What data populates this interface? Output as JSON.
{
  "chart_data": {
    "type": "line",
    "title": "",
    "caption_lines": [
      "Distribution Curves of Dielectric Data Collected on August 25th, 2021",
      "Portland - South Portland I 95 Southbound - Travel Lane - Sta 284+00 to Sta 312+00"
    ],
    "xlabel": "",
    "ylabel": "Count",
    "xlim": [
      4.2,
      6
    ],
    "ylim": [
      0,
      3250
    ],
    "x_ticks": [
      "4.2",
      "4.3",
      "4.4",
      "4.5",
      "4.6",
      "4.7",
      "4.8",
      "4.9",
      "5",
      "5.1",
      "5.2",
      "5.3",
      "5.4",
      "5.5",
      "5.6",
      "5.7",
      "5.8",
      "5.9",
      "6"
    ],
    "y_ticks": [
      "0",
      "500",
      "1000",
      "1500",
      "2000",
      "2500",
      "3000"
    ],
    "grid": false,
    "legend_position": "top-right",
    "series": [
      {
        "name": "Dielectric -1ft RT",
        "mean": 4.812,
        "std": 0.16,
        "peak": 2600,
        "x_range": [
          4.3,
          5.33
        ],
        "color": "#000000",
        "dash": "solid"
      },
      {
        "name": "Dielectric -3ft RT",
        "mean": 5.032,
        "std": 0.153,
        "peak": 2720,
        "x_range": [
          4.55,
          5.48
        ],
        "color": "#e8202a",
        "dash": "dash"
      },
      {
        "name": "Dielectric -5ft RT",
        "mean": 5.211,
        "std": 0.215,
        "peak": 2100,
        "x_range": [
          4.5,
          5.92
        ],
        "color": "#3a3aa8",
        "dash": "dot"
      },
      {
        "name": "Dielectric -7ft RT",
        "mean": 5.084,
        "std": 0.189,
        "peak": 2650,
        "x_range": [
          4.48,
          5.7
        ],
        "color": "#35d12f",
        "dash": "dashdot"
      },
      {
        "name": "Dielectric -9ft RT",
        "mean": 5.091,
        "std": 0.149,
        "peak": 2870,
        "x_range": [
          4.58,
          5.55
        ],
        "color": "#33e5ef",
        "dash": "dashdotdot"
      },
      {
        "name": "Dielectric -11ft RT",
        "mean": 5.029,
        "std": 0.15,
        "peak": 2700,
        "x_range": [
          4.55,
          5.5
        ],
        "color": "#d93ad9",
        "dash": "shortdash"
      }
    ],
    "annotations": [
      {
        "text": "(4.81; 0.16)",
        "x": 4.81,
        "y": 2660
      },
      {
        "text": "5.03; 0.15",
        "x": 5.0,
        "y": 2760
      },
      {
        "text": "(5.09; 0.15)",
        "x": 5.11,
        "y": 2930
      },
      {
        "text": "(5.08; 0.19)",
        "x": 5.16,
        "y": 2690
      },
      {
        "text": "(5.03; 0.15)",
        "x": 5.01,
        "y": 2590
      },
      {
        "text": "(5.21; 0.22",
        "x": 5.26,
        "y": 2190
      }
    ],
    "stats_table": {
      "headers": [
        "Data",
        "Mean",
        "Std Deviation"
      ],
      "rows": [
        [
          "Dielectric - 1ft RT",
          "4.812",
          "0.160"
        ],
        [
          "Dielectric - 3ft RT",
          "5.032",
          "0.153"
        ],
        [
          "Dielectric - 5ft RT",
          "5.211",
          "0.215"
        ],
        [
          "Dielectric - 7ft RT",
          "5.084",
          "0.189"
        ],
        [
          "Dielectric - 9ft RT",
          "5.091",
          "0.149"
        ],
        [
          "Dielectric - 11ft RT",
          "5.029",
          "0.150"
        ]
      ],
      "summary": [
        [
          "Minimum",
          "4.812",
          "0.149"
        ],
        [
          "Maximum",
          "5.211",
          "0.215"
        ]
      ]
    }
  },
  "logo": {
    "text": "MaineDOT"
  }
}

_____

Transcribe each entry exactly.

What data populates this interface? Output as JSON.
{
  "chart_data": {
    "type": "line",
    "title": "",
    "caption_lines": [
      "Distribution Curves of Dielectric Data Collected on August 25th, 2021",
      "Portland - South Portland I 95 Southbound - Travel Lane - Sta 284+00 to Sta 312+00"
    ],
    "xlabel": "",
    "ylabel": "Count",
    "xlim": [
      4.2,
      6
    ],
    "ylim": [
      0,
      3250
    ],
    "x_ticks": [
      "4.2",
      "4.3",
      "4.4",
      "4.5",
      "4.6",
      "4.7",
      "4.8",
      "4.9",
      "5",
      "5.1",
      "5.2",
      "5.3",
      "5.4",
      "5.5",
      "5.6",
      "5.7",
      "5.8",
      "5.9",
      "6"
    ],
    "y_ticks": [
      "0",
      "500",
      "1000",
      "1500",
      "2000",
      "2500",
      "3000"
    ],
    "grid": false,
    "legend_position": "top-right",
    "series": [
      {
        "name": "Dielectric -1ft RT",
        "mean": 4.812,
        "std": 0.16,
        "peak": 2600,
        "x_range": [
          4.3,
          5.33
        ],
        "color": "#000000",
        "dash": "solid"
      },
      {
        "name": "Dielectric -3ft RT",
        "mean": 5.032,
        "std": 0.153,
        "peak": 2720,
        "x_range": [
          4.55,
          5.48
        ],
        "color": "#e8202a",
        "dash": "dash"
      },
      {
        "name": "Dielectric -5ft RT",
        "mean": 5.211,
        "std": 0.215,
        "peak": 2100,
        "x_range": [
          4.5,
          5.92
        ],
        "color": "#3a3aa8",
        "dash": "dot"
      },
      {
        "name": "Dielectric -7ft RT",
        "mean": 5.084,
        "std": 0.189,
        "peak": 2650,
        "x_range": [
          4.48,
          5.7
        ],
        "color": "#35d12f",
        "dash": "dashdot"
      },
      {
        "name": "Dielectric -9ft RT",
        "mean": 5.091,
        "std": 0.149,
        "peak": 2870,
        "x_range": [
          4.58,
          5.55
        ],
        "color": "#33e5ef",
        "dash": "dashdotdot"
      },
      {
        "name": "Dielectric -11ft RT",
        "mean": 5.029,
        "std": 0.15,
        "peak": 2700,
        "x_range": [
          4.55,
          5.5
        ],
        "color": "#d93ad9",
        "dash": "shortdash"
      }
    ],
    "annotations": [
      {
        "text": "(4.81; 0.16)",
        "x": 4.81,
        "y": 2660
      },
      {
        "text": "5.03; 0.15",
        "x": 5.0,
        "y": 2760
      },
      {
        "text": "(5.09; 0.15)",
        "x": 5.11,
        "y": 2930
      },
      {
        "text": "(5.08; 0.19)",
        "x": 5.16,
        "y": 2690
      },
      {
        "text": "(5.03; 0.15)",
        "x": 5.01,
        "y": 2590
      },
      {
        "text": "(5.21; 0.22",
        "x": 5.26,
        "y": 2190
      }
    ],
    "stats_table": {
      "headers": [
        "Data",
        "Mean",
        "Std Deviation"
      ],
      "rows": [
        [
          "Dielectric - 1ft RT",
          "4.812",
          "0.160"
        ],
        [
          "Dielectric - 3ft RT",
          "5.032",
          "0.153"
        ],
        [
          "Dielectric - 5ft RT",
          "5.211",
          "0.215"
        ],
        [
          "Dielectric - 7ft RT",
          "5.084",
          "0.189"
        ],
        [
          "Dielectric - 9ft RT",
          "5.091",
          "0.149"
        ],
        [
          "Dielectric - 11ft RT",
          "5.029",
          "0.150"
        ]
      ],
      "summary": [
        [
          "Minimum",
          "4.812",
          "0.149"
        ],
        [
          "Maximum",
          "5.211",
          "0.215"
        ]
      ]
    }
  },
  "logo": {
    "text": "MaineDOT"
  }
}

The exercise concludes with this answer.